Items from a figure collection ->
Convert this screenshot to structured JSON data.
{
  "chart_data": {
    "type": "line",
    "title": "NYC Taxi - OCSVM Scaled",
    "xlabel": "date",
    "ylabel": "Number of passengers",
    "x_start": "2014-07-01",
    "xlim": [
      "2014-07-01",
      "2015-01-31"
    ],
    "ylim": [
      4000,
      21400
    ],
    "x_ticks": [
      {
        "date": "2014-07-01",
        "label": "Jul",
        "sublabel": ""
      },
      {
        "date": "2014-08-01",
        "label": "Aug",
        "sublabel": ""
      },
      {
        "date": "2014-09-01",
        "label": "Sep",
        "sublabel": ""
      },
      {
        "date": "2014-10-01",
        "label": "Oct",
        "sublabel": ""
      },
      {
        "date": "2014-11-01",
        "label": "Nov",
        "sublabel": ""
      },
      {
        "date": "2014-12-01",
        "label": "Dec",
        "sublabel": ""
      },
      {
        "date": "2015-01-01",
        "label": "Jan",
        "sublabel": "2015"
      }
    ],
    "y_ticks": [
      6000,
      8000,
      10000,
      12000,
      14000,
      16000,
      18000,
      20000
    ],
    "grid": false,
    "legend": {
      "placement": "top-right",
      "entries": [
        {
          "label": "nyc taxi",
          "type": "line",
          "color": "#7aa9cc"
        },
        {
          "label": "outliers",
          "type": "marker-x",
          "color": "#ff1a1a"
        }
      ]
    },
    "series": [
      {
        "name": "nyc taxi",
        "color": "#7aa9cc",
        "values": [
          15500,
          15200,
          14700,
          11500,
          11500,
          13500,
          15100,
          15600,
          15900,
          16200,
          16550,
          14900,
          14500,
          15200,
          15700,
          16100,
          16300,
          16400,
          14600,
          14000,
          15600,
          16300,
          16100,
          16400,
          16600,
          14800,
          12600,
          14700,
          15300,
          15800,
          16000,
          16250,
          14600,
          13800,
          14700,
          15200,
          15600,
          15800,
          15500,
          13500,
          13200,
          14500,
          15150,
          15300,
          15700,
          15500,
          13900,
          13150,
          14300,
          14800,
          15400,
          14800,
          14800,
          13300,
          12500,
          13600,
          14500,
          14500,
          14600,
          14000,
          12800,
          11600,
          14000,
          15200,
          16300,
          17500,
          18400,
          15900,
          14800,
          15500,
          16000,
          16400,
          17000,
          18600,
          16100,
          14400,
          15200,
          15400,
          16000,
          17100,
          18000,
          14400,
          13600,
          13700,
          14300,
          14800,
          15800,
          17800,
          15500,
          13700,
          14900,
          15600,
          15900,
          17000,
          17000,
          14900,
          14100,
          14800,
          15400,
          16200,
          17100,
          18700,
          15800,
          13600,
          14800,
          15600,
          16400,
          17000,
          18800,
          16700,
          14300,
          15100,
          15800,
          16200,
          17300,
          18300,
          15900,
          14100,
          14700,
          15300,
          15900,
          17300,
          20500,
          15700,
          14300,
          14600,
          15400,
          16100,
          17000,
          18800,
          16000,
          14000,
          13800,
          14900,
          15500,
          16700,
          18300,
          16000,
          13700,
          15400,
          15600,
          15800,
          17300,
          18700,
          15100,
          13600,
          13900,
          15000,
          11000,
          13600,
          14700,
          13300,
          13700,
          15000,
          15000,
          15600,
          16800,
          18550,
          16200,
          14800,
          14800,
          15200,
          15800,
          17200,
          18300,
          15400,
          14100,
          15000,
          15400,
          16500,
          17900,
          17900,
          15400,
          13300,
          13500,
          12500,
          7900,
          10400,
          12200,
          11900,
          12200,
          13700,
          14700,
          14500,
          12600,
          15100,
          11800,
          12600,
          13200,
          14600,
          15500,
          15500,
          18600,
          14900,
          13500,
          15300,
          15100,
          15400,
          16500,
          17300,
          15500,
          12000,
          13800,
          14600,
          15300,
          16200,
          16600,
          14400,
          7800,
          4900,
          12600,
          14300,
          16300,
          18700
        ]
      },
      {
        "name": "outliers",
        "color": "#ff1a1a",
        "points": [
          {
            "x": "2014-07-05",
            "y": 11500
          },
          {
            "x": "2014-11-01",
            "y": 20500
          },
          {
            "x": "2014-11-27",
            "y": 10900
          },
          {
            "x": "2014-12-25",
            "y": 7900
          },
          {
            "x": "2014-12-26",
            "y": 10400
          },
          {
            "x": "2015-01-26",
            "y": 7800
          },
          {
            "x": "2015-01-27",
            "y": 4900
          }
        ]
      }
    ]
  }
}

Goal ->
Pick out each line above that includes "color" and show it.

Answer for the task ->
          "color": "#7aa9cc"
          "color": "#ff1a1a"
        "color": "#7aa9cc",
        "color": "#ff1a1a",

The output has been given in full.